Restate the records that follow word for word; no pictures should appear.
===
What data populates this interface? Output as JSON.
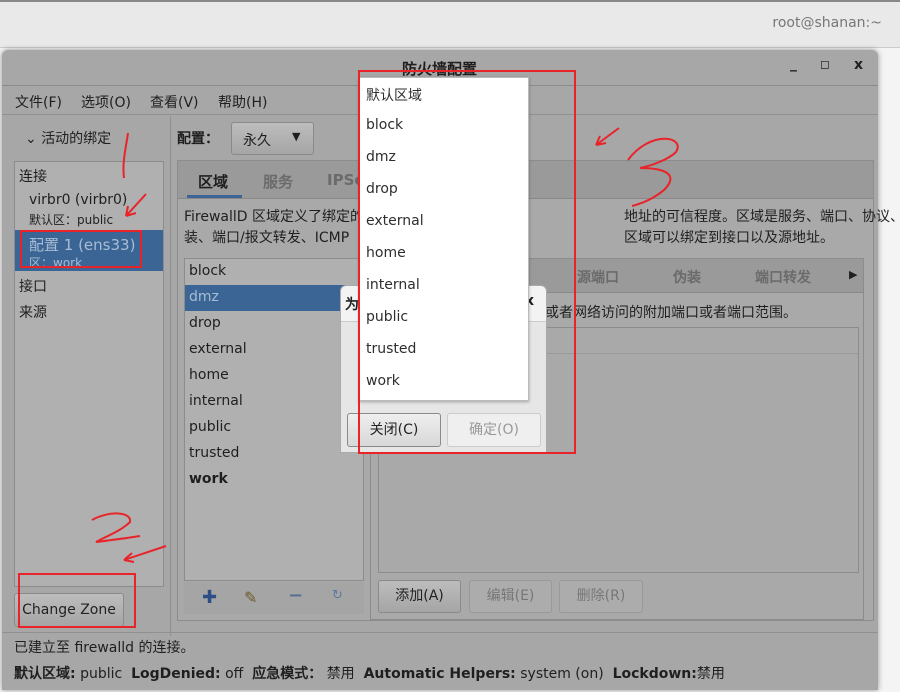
{
  "topbar": {
    "user_host": "root@shanan:~"
  },
  "window": {
    "title": "防火墙配置",
    "menu": [
      "文件(F)",
      "选项(O)",
      "查看(V)",
      "帮助(H)"
    ]
  },
  "bindings": {
    "header": "活动的绑定",
    "connections_label": "连接",
    "items": [
      {
        "name": "virbr0 (virbr0)",
        "zone": "默认区：public"
      },
      {
        "name": "配置 1 (ens33)",
        "zone": "区：work",
        "selected": true
      }
    ],
    "interfaces_label": "接口",
    "sources_label": "来源",
    "change_zone": "Change Zone"
  },
  "config": {
    "label": "配置：",
    "value": "永久"
  },
  "tabs": [
    {
      "label": "区域",
      "active": true
    },
    {
      "label": "服务"
    },
    {
      "label": "IPSets"
    }
  ],
  "description": {
    "line1_left": "FirewallD 区域定义了绑定的",
    "line1_right": "地址的可信程度。区域是服务、端口、协议、IP伪",
    "line2_left": "装、端口/报文转发、ICMP",
    "line2_right": "区域可以绑定到接口以及源地址。"
  },
  "zones": [
    "block",
    "dmz",
    "drop",
    "external",
    "home",
    "internal",
    "public",
    "trusted",
    "work"
  ],
  "selected_zone": "dmz",
  "bold_zone": "work",
  "zone_toolbar": [
    "add-icon",
    "edit-icon",
    "remove-icon",
    "reload-icon"
  ],
  "subtabs": [
    "源端口",
    "伪装",
    "端口转发"
  ],
  "ports_text": "或者网络访问的附加端口或者端口范围。",
  "port_buttons": {
    "add": "添加(A)",
    "edit": "编辑(E)",
    "remove": "删除(R)"
  },
  "dialog": {
    "title": "为",
    "close": "关闭(C)",
    "ok": "确定(O)"
  },
  "popup": {
    "items": [
      "默认区域",
      "block",
      "dmz",
      "drop",
      "external",
      "home",
      "internal",
      "public",
      "trusted",
      "work"
    ]
  },
  "status": {
    "connection": "已建立至 firewalld 的连接。",
    "default_zone_label": "默认区域:",
    "default_zone": "public",
    "logdenied_label": "LogDenied:",
    "logdenied": "off",
    "panic_label": "应急模式：",
    "panic": "禁用",
    "helpers_label": "Automatic Helpers:",
    "helpers": "system (on)",
    "lockdown_label": "Lockdown:",
    "lockdown": "禁用"
  },
  "annotations": {
    "colors": {
      "red": "#e8242a"
    },
    "numbers": [
      "2",
      "3"
    ]
  }
}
===
Response
What data populates this interface? Output as JSON.
{
  "topbar": {
    "user_host": "root@shanan:~"
  },
  "window": {
    "title": "防火墙配置",
    "menu": [
      "文件(F)",
      "选项(O)",
      "查看(V)",
      "帮助(H)"
    ]
  },
  "bindings": {
    "header": "活动的绑定",
    "connections_label": "连接",
    "items": [
      {
        "name": "virbr0 (virbr0)",
        "zone": "默认区：public"
      },
      {
        "name": "配置 1 (ens33)",
        "zone": "区：work",
        "selected": true
      }
    ],
    "interfaces_label": "接口",
    "sources_label": "来源",
    "change_zone": "Change Zone"
  },
  "config": {
    "label": "配置：",
    "value": "永久"
  },
  "tabs": [
    {
      "label": "区域",
      "active": true
    },
    {
      "label": "服务"
    },
    {
      "label": "IPSets"
    }
  ],
  "description": {
    "line1_left": "FirewallD 区域定义了绑定的",
    "line1_right": "地址的可信程度。区域是服务、端口、协议、IP伪",
    "line2_left": "装、端口/报文转发、ICMP",
    "line2_right": "区域可以绑定到接口以及源地址。"
  },
  "zones": [
    "block",
    "dmz",
    "drop",
    "external",
    "home",
    "internal",
    "public",
    "trusted",
    "work"
  ],
  "selected_zone": "dmz",
  "bold_zone": "work",
  "zone_toolbar": [
    "add-icon",
    "edit-icon",
    "remove-icon",
    "reload-icon"
  ],
  "subtabs": [
    "源端口",
    "伪装",
    "端口转发"
  ],
  "ports_text": "或者网络访问的附加端口或者端口范围。",
  "port_buttons": {
    "add": "添加(A)",
    "edit": "编辑(E)",
    "remove": "删除(R)"
  },
  "dialog": {
    "title": "为",
    "close": "关闭(C)",
    "ok": "确定(O)"
  },
  "popup": {
    "items": [
      "默认区域",
      "block",
      "dmz",
      "drop",
      "external",
      "home",
      "internal",
      "public",
      "trusted",
      "work"
    ]
  },
  "status": {
    "connection": "已建立至 firewalld 的连接。",
    "default_zone_label": "默认区域:",
    "default_zone": "public",
    "logdenied_label": "LogDenied:",
    "logdenied": "off",
    "panic_label": "应急模式：",
    "panic": "禁用",
    "helpers_label": "Automatic Helpers:",
    "helpers": "system (on)",
    "lockdown_label": "Lockdown:",
    "lockdown": "禁用"
  },
  "annotations": {
    "colors": {
      "red": "#e8242a"
    },
    "numbers": [
      "2",
      "3"
    ]
  }
}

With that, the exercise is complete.